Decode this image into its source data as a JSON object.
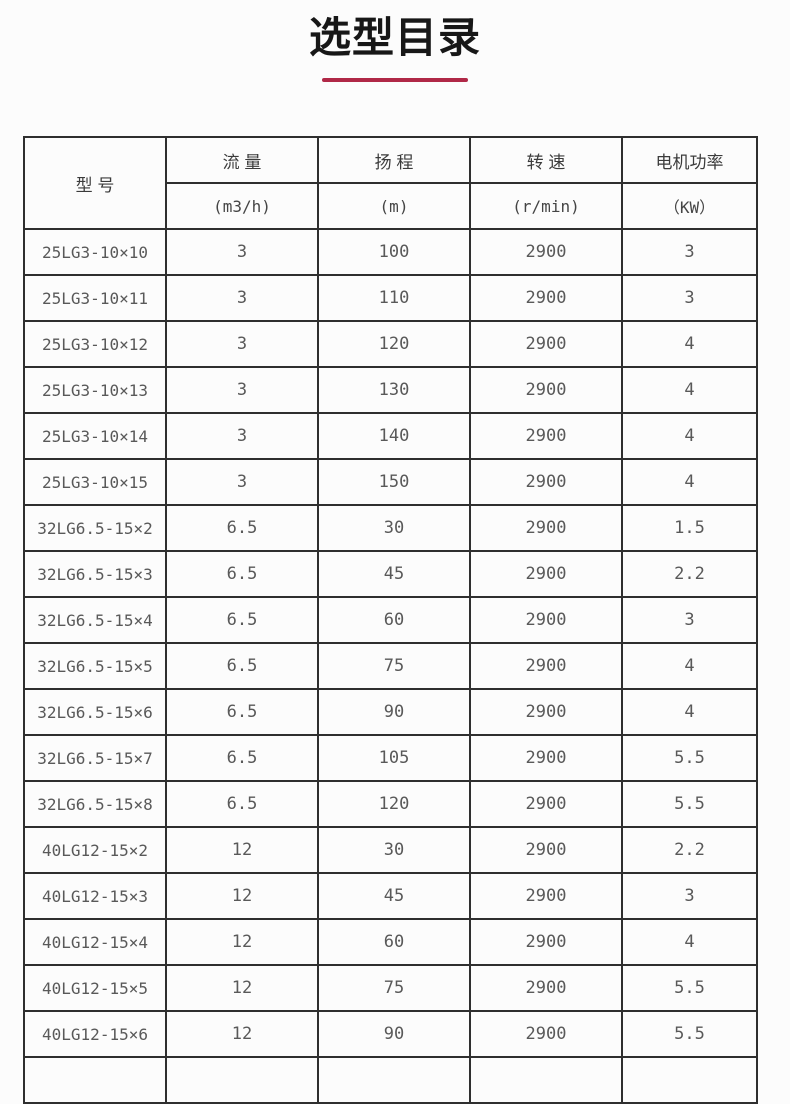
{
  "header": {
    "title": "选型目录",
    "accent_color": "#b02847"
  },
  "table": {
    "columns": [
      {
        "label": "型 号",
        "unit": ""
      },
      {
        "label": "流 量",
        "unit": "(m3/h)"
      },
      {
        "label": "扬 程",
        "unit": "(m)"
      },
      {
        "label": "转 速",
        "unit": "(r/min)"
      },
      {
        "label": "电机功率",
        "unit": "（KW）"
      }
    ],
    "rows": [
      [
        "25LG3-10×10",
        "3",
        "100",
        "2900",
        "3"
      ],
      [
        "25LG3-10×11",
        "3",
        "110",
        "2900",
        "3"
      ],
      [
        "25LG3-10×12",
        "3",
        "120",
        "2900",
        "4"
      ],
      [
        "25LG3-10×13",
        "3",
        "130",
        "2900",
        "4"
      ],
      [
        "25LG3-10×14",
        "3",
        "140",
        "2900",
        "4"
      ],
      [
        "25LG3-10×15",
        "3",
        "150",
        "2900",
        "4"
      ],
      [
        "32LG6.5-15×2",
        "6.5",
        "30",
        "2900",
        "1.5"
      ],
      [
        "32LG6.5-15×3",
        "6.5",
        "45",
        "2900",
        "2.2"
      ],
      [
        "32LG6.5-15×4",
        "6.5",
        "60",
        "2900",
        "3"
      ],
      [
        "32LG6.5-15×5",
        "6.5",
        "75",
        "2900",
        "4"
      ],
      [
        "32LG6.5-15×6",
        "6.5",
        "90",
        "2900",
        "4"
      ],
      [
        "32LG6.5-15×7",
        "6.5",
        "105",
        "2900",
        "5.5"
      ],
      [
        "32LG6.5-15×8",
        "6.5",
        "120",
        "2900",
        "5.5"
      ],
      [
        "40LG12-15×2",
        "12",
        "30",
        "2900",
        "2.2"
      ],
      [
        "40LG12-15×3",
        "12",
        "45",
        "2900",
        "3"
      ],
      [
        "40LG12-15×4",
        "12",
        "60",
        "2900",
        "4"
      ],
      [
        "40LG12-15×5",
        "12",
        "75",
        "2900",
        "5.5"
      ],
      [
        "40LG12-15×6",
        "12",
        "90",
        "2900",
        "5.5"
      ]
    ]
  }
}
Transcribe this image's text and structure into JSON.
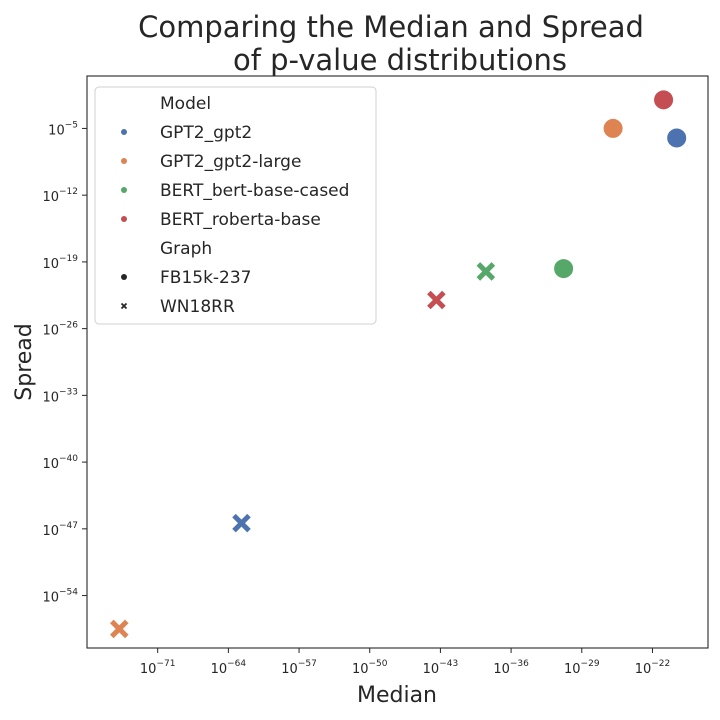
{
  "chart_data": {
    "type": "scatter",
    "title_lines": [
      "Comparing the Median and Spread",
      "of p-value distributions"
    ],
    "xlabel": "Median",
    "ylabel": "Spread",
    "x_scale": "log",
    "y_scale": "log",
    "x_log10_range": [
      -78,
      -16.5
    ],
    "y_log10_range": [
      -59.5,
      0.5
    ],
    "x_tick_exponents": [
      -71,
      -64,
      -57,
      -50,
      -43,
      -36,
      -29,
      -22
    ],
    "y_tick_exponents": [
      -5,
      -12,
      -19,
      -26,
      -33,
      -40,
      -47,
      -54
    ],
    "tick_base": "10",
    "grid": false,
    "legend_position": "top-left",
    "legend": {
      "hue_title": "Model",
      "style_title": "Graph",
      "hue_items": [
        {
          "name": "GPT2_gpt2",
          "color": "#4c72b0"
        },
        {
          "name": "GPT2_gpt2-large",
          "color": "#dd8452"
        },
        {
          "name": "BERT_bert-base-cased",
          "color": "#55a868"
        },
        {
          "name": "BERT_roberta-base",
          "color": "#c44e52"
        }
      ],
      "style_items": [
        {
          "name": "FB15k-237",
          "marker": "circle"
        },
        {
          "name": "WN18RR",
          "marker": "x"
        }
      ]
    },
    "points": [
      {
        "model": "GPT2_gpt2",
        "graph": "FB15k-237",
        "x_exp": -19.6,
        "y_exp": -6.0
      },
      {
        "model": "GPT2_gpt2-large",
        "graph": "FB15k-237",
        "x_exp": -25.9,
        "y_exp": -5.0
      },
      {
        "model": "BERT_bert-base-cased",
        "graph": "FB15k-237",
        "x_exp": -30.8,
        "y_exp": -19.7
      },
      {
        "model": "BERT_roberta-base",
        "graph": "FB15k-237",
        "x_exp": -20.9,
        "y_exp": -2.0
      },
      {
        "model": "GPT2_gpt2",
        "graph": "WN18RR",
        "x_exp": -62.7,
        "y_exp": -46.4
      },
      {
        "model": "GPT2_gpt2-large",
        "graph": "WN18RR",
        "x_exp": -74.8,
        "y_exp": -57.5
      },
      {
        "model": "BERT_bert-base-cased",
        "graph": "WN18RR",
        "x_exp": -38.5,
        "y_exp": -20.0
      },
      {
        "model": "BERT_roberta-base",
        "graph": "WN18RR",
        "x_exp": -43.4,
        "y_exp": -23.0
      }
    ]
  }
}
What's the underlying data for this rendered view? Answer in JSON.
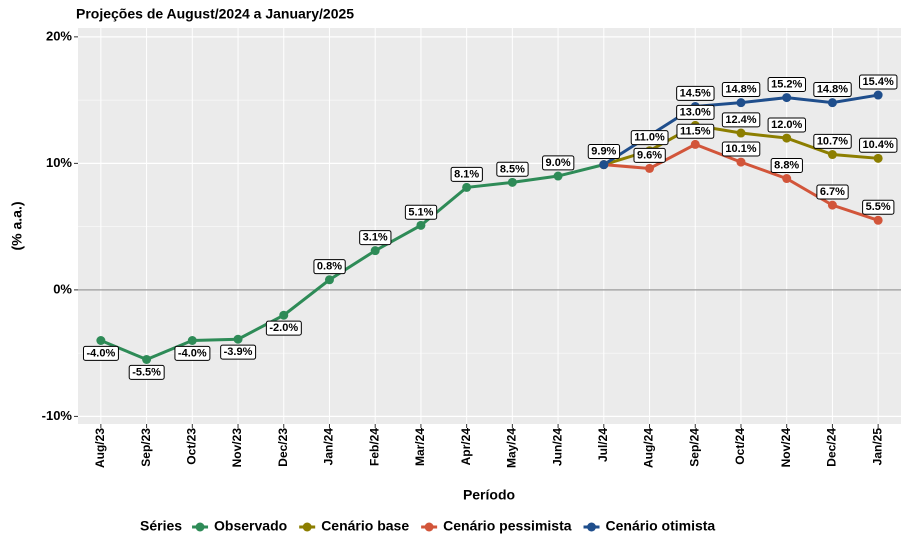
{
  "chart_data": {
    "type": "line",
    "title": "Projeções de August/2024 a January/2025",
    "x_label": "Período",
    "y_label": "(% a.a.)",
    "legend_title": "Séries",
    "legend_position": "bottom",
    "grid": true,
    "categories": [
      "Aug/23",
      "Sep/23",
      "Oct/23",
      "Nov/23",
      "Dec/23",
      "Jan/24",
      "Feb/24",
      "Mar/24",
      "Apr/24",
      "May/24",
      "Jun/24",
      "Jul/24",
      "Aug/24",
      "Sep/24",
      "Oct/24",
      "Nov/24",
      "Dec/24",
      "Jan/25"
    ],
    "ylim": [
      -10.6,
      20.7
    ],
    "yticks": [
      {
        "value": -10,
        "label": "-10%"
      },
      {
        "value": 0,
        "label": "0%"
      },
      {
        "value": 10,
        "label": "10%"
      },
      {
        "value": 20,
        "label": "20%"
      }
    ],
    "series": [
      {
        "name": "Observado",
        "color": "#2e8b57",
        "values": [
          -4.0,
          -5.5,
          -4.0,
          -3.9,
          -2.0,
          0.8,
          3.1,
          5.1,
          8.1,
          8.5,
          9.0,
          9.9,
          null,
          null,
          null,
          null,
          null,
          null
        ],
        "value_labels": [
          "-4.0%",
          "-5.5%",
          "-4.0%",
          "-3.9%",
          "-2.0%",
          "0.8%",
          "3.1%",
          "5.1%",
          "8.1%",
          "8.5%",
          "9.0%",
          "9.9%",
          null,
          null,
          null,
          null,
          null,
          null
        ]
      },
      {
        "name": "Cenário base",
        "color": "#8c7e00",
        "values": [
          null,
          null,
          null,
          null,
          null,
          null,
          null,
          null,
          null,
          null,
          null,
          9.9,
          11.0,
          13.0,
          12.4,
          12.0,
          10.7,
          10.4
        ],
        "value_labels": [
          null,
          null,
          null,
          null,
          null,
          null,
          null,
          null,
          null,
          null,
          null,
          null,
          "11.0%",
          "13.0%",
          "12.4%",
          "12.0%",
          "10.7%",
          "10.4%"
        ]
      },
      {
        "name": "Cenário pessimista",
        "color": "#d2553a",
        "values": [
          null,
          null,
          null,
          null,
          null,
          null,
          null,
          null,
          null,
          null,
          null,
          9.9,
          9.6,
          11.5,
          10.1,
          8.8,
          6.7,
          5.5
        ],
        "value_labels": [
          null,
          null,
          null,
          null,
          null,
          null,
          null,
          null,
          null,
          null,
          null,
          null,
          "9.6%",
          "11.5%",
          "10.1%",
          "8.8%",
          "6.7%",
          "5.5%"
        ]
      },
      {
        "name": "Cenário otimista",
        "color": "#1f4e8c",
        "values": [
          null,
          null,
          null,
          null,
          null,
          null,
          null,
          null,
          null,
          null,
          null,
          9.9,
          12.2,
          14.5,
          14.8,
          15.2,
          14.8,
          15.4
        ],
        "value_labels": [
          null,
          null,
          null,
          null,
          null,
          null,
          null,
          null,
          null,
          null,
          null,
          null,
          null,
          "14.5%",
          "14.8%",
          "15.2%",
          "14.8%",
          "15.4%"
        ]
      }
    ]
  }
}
■ ■ ■ ■ ■
Find the lines holding "this" and list every one.

#### FINISHED ANSWER:
Decode this image into its source data as a JSON object.
Transcribe this image's text and structure into JSON.
What's the underlying data for this rendered view? Answer in JSON.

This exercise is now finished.